:: SUPPLIED DATA ::
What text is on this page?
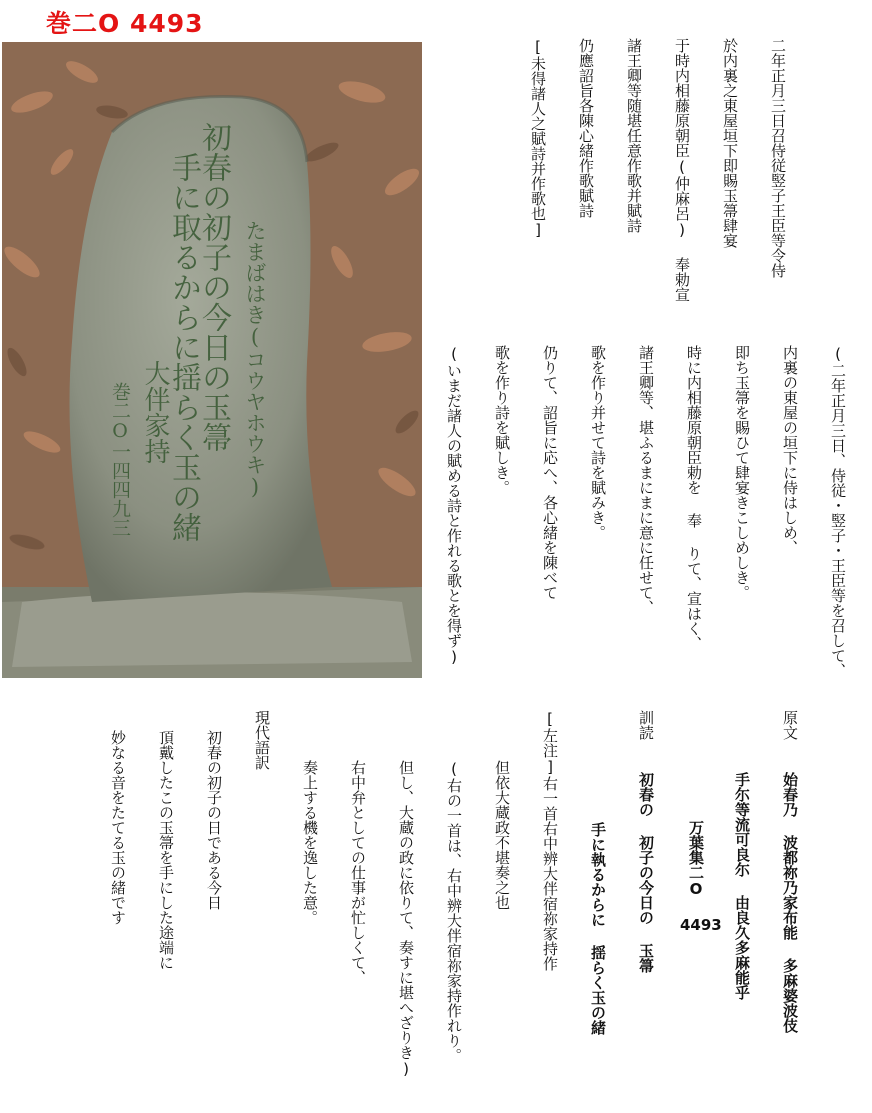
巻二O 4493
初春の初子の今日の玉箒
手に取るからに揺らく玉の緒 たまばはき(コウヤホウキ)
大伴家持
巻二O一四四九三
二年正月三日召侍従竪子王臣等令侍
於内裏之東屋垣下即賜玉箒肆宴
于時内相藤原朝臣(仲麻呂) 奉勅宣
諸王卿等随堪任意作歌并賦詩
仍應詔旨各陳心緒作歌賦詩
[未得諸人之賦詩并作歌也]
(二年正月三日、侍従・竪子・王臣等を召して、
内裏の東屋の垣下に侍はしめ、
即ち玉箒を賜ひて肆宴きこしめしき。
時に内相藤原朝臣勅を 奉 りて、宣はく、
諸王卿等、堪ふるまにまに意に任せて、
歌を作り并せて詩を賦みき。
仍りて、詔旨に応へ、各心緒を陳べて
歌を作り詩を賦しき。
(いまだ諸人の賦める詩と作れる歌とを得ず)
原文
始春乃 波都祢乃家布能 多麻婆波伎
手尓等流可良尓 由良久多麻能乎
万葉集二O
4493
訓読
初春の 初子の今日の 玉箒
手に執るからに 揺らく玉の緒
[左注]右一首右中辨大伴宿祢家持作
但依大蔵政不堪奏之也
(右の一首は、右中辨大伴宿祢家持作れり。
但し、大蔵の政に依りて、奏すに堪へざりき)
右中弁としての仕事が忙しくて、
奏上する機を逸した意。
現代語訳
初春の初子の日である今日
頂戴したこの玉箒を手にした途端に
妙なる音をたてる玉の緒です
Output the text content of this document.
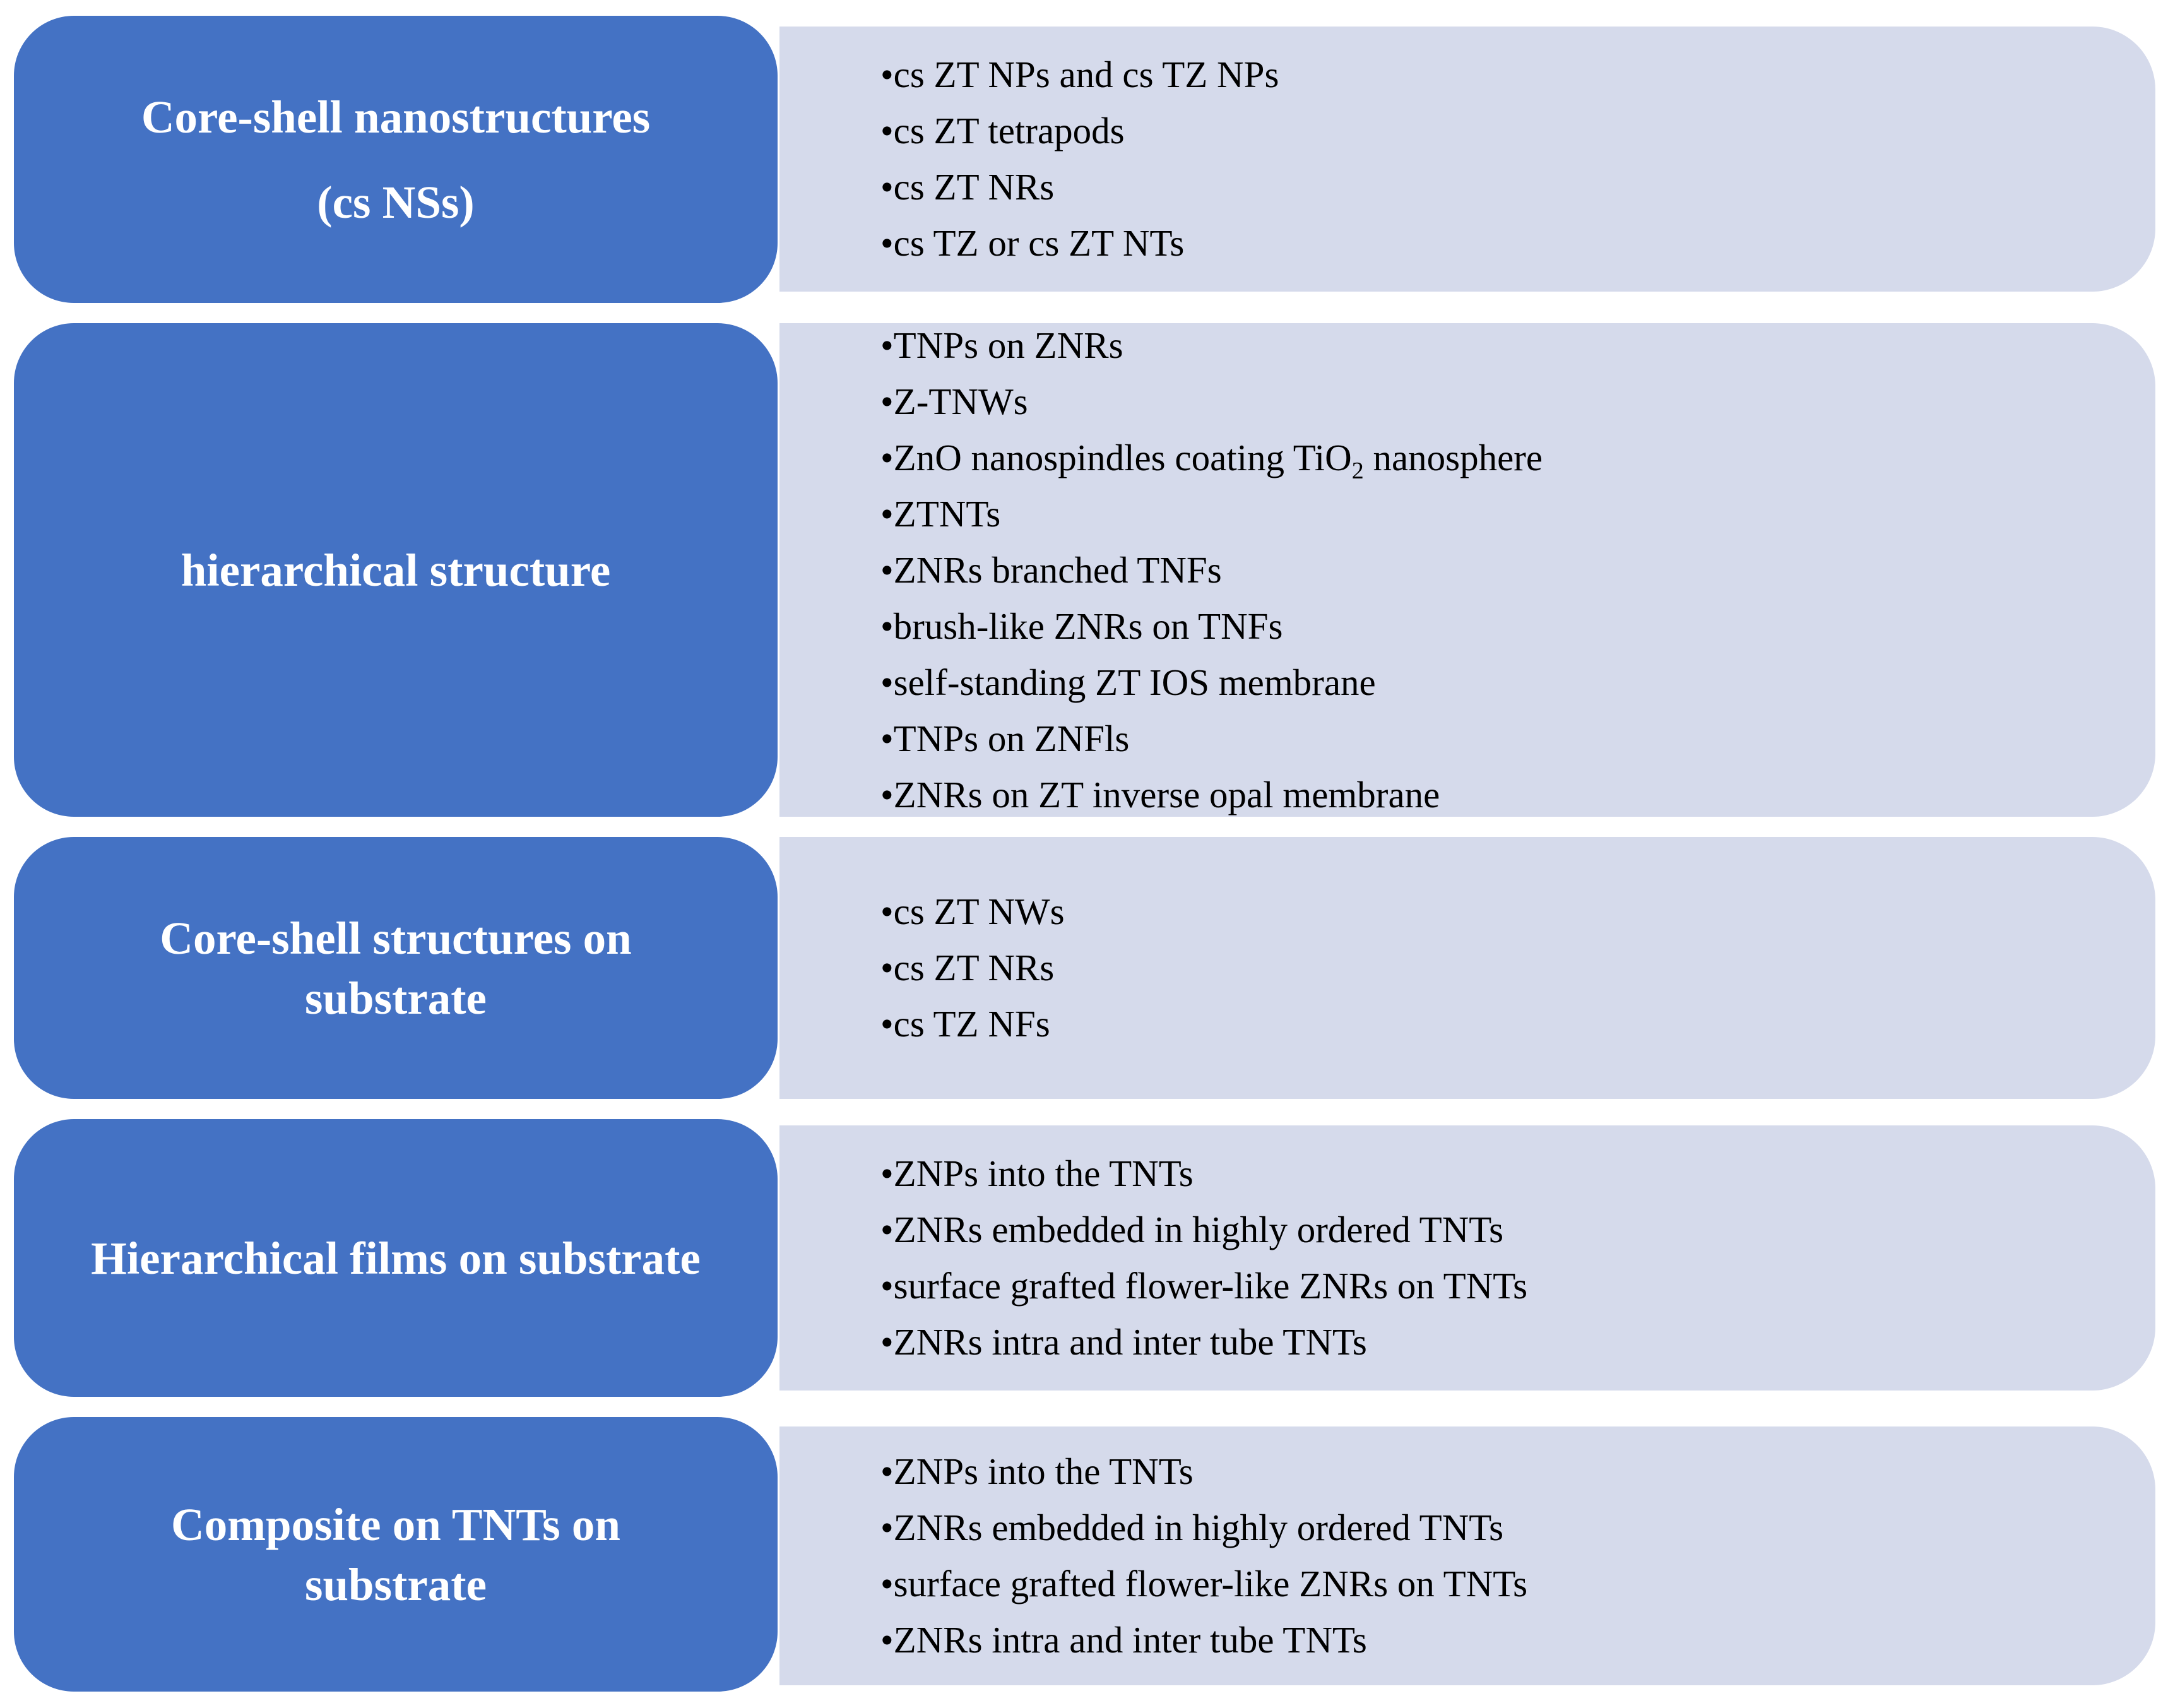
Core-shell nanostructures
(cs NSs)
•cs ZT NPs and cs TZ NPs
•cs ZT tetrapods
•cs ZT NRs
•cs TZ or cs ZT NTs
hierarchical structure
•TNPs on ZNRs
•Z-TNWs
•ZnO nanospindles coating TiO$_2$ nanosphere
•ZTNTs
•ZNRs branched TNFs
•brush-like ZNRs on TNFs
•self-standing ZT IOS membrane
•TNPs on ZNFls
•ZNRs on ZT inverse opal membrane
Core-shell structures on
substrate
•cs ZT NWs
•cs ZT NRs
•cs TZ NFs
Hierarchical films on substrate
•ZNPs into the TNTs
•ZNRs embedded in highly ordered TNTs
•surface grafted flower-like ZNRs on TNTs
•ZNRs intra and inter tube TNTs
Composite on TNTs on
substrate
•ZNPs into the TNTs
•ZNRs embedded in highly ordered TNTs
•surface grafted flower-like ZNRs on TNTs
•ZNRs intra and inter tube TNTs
---
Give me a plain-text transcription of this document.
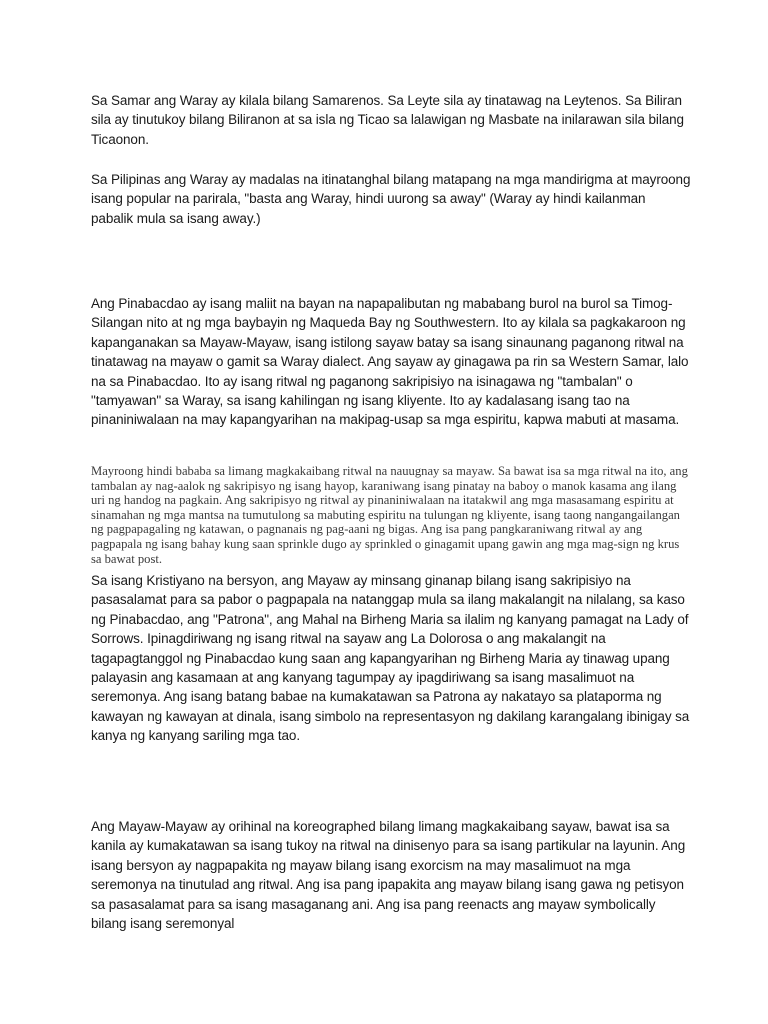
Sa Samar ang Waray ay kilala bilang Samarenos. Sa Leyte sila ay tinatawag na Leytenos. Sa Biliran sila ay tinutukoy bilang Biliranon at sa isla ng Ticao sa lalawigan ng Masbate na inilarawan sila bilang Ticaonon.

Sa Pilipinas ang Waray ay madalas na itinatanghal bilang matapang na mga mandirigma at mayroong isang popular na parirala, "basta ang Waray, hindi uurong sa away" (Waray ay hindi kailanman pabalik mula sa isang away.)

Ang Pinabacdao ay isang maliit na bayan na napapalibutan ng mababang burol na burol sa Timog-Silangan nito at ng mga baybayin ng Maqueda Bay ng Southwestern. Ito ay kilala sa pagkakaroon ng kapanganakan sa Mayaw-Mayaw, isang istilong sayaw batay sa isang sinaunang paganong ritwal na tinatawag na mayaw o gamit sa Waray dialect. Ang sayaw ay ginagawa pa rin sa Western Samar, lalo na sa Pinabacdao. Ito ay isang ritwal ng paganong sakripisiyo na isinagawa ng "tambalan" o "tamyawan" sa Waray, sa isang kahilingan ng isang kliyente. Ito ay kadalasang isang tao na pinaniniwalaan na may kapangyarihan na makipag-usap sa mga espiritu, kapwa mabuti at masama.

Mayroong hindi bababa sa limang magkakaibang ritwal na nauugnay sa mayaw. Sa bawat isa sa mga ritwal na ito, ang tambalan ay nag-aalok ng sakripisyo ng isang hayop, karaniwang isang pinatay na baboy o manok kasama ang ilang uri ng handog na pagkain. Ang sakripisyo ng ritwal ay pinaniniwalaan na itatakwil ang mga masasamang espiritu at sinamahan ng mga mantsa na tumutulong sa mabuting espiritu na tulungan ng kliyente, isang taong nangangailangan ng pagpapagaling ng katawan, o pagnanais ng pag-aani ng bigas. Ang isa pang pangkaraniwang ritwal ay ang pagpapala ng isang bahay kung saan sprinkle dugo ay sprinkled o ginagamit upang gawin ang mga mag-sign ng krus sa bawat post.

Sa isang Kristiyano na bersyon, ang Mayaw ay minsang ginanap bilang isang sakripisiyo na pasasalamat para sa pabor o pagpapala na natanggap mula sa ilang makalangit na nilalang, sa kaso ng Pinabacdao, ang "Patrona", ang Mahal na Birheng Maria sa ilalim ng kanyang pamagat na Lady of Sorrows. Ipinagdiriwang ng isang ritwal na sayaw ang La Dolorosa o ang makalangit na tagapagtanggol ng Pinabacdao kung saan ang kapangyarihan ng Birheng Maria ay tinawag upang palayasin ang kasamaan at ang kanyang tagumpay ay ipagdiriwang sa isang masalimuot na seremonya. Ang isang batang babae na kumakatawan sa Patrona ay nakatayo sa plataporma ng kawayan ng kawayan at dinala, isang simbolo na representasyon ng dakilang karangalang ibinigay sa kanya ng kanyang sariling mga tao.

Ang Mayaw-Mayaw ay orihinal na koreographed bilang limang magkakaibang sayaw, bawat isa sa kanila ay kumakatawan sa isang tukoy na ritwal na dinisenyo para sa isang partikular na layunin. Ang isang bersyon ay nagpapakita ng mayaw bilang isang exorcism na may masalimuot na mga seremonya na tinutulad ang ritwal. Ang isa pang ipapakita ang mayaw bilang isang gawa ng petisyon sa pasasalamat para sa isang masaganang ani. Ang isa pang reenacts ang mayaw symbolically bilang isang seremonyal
* * *
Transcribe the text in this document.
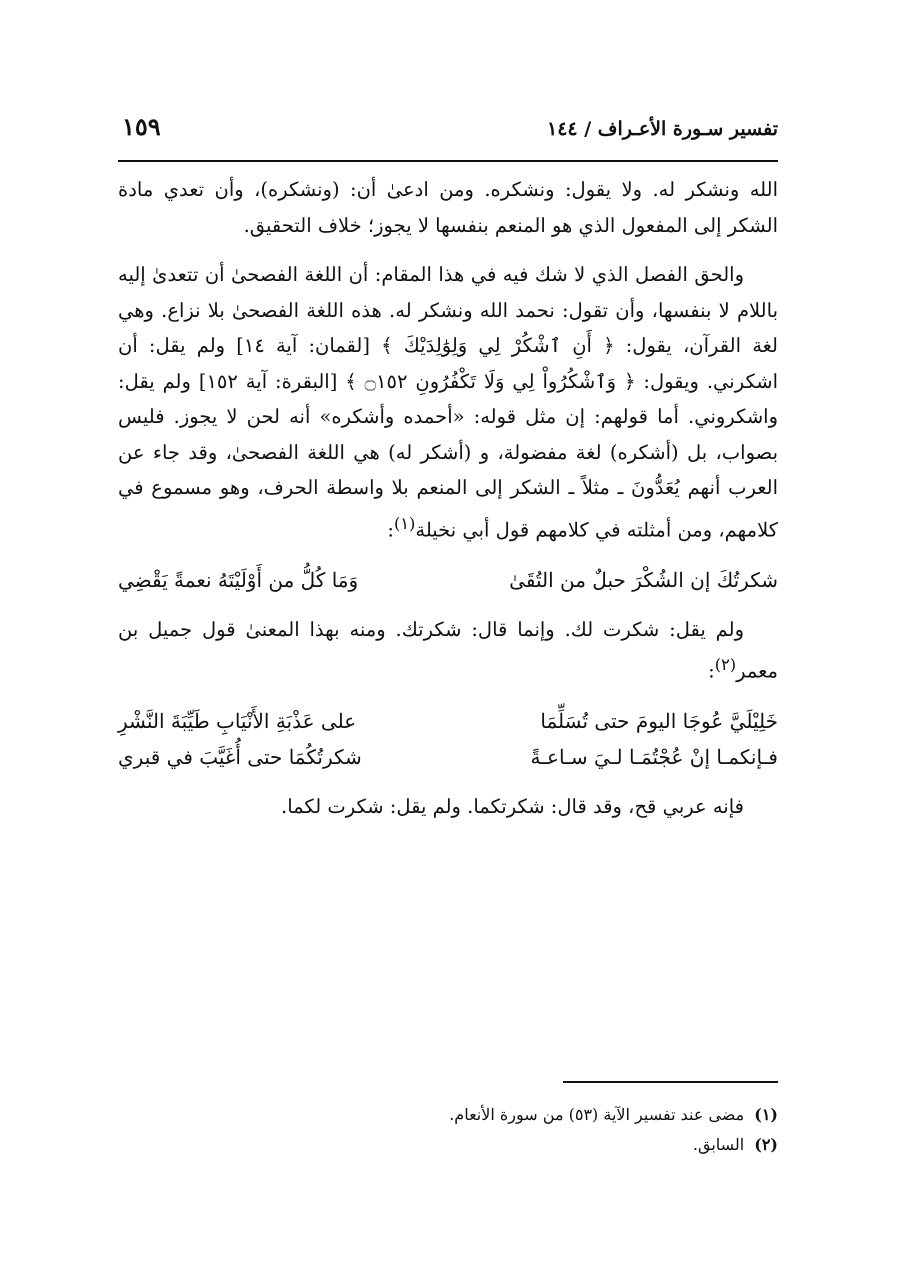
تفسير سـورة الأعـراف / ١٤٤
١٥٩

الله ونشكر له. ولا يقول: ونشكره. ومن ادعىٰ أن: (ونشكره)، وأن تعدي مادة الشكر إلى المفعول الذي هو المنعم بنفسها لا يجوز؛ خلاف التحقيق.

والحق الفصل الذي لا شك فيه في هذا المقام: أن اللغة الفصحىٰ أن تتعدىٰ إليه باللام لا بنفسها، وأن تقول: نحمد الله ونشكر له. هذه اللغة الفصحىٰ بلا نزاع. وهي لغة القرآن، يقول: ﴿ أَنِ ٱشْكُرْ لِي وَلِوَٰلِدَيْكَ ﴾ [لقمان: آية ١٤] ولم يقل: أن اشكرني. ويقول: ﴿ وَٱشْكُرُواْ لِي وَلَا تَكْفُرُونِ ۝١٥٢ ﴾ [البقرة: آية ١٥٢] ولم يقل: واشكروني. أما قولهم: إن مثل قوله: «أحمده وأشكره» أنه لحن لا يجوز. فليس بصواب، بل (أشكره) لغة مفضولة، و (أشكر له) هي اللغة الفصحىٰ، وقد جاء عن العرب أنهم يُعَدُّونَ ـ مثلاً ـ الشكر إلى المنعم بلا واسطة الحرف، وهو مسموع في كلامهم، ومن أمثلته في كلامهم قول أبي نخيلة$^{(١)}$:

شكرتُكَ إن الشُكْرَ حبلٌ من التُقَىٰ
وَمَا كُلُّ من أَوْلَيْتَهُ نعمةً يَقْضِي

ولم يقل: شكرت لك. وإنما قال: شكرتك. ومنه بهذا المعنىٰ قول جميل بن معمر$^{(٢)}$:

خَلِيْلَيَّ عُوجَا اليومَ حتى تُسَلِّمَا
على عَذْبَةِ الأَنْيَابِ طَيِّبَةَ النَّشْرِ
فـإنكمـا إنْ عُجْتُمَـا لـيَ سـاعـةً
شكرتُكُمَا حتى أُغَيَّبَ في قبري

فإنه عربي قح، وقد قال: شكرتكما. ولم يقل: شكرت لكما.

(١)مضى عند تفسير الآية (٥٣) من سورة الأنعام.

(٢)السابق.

:: DIRECTIVE ::
Select all lines with the word "Core" from the entries above.

:: WRITTEN RESPONSE ::
Core-shell nanostructures
Core-shell structures on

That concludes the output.